Task statement
Type out the material below exactly.

Source records
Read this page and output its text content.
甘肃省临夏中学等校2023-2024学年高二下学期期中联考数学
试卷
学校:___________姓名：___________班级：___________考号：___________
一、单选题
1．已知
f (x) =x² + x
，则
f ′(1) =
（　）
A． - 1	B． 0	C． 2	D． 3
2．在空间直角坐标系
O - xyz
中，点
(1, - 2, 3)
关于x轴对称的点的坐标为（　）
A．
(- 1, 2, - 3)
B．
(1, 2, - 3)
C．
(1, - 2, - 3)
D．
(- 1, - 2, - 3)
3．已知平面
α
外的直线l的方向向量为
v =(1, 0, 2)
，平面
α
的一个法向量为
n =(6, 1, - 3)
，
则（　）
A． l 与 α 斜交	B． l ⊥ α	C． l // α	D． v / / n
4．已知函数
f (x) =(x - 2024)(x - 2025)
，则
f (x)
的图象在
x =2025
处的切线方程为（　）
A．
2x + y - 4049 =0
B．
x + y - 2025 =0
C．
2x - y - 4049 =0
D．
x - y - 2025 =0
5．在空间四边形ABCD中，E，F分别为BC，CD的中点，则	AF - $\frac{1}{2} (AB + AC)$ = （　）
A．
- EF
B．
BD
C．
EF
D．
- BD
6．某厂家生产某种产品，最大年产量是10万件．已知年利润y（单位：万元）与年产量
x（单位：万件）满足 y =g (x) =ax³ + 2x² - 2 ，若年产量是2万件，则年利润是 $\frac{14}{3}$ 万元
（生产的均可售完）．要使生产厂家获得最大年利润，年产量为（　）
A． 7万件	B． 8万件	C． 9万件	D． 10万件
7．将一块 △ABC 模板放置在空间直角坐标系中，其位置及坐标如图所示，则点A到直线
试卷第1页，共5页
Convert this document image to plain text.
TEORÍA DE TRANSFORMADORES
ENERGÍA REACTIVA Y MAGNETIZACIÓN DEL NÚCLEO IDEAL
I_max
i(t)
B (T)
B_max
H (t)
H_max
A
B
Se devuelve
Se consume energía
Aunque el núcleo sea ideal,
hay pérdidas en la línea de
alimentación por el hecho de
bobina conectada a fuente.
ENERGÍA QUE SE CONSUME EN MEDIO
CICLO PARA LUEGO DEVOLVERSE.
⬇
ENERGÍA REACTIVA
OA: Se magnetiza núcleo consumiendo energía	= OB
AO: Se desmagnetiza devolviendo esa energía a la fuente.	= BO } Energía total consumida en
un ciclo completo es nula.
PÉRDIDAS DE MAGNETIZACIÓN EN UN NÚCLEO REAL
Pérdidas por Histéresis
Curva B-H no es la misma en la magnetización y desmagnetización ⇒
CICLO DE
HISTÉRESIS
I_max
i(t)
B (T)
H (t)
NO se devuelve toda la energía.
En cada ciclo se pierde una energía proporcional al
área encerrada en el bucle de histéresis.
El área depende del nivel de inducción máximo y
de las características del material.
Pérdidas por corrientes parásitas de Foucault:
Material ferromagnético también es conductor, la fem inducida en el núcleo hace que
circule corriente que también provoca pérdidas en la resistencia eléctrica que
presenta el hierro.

Result of this exercise
Read this page and output its text content.
甘肃省临夏中学等校2023-2024学年高二下学期期中联考数学
试卷
学校:___________姓名：___________班级：___________考号：___________
一、单选题
1．已知
f (x) =x² + x
，则
f ′(1) =
（　）
A． - 1	B． 0	C． 2	D． 3
2．在空间直角坐标系
O - xyz
中，点
(1, - 2, 3)
关于x轴对称的点的坐标为（　）
A．
(- 1, 2, - 3)
B．
(1, 2, - 3)
C．
(1, - 2, - 3)
D．
(- 1, - 2, - 3)
3．已知平面
α
外的直线l的方向向量为
v =(1, 0, 2)
，平面
α
的一个法向量为
n =(6, 1, - 3)
，
则（　）
A． l 与 α 斜交	B． l ⊥ α	C． l // α	D． v / / n
4．已知函数
f (x) =(x - 2024)(x - 2025)
，则
f (x)
的图象在
x =2025
处的切线方程为（　）
A．
2x + y - 4049 =0
B．
x + y - 2025 =0
C．
2x - y - 4049 =0
D．
x - y - 2025 =0
5．在空间四边形ABCD中，E，F分别为BC，CD的中点，则	AF - $\frac{1}{2} (AB + AC)$ = （　）
A．
- EF
B．
BD
C．
EF
D．
- BD
6．某厂家生产某种产品，最大年产量是10万件．已知年利润y（单位：万元）与年产量
x（单位：万件）满足 y =g (x) =ax³ + 2x² - 2 ，若年产量是2万件，则年利润是 $\frac{14}{3}$ 万元
（生产的均可售完）．要使生产厂家获得最大年利润，年产量为（　）
A． 7万件	B． 8万件	C． 9万件	D． 10万件
7．将一块 △ABC 模板放置在空间直角坐标系中，其位置及坐标如图所示，则点A到直线
试卷第1页，共5页
Convert this document image to plain text.
TEORÍA DE TRANSFORMADORES
ENERGÍA REACTIVA Y MAGNETIZACIÓN DEL NÚCLEO IDEAL
I_max
i(t)
B (T)
B_max
H (t)
H_max
A
B
Se devuelve
Se consume energía
Aunque el núcleo sea ideal,
hay pérdidas en la línea de
alimentación por el hecho de
bobina conectada a fuente.
ENERGÍA QUE SE CONSUME EN MEDIO
CICLO PARA LUEGO DEVOLVERSE.
⬇
ENERGÍA REACTIVA
OA: Se magnetiza núcleo consumiendo energía	= OB
AO: Se desmagnetiza devolviendo esa energía a la fuente.	= BO } Energía total consumida en
un ciclo completo es nula.
PÉRDIDAS DE MAGNETIZACIÓN EN UN NÚCLEO REAL
Pérdidas por Histéresis
Curva B-H no es la misma en la magnetización y desmagnetización ⇒
CICLO DE
HISTÉRESIS
I_max
i(t)
B (T)
H (t)
NO se devuelve toda la energía.
En cada ciclo se pierde una energía proporcional al
área encerrada en el bucle de histéresis.
El área depende del nivel de inducción máximo y
de las características del material.
Pérdidas por corrientes parásitas de Foucault:
Material ferromagnético también es conductor, la fem inducida en el núcleo hace que
circule corriente que también provoca pérdidas en la resistencia eléctrica que
presenta el hierro.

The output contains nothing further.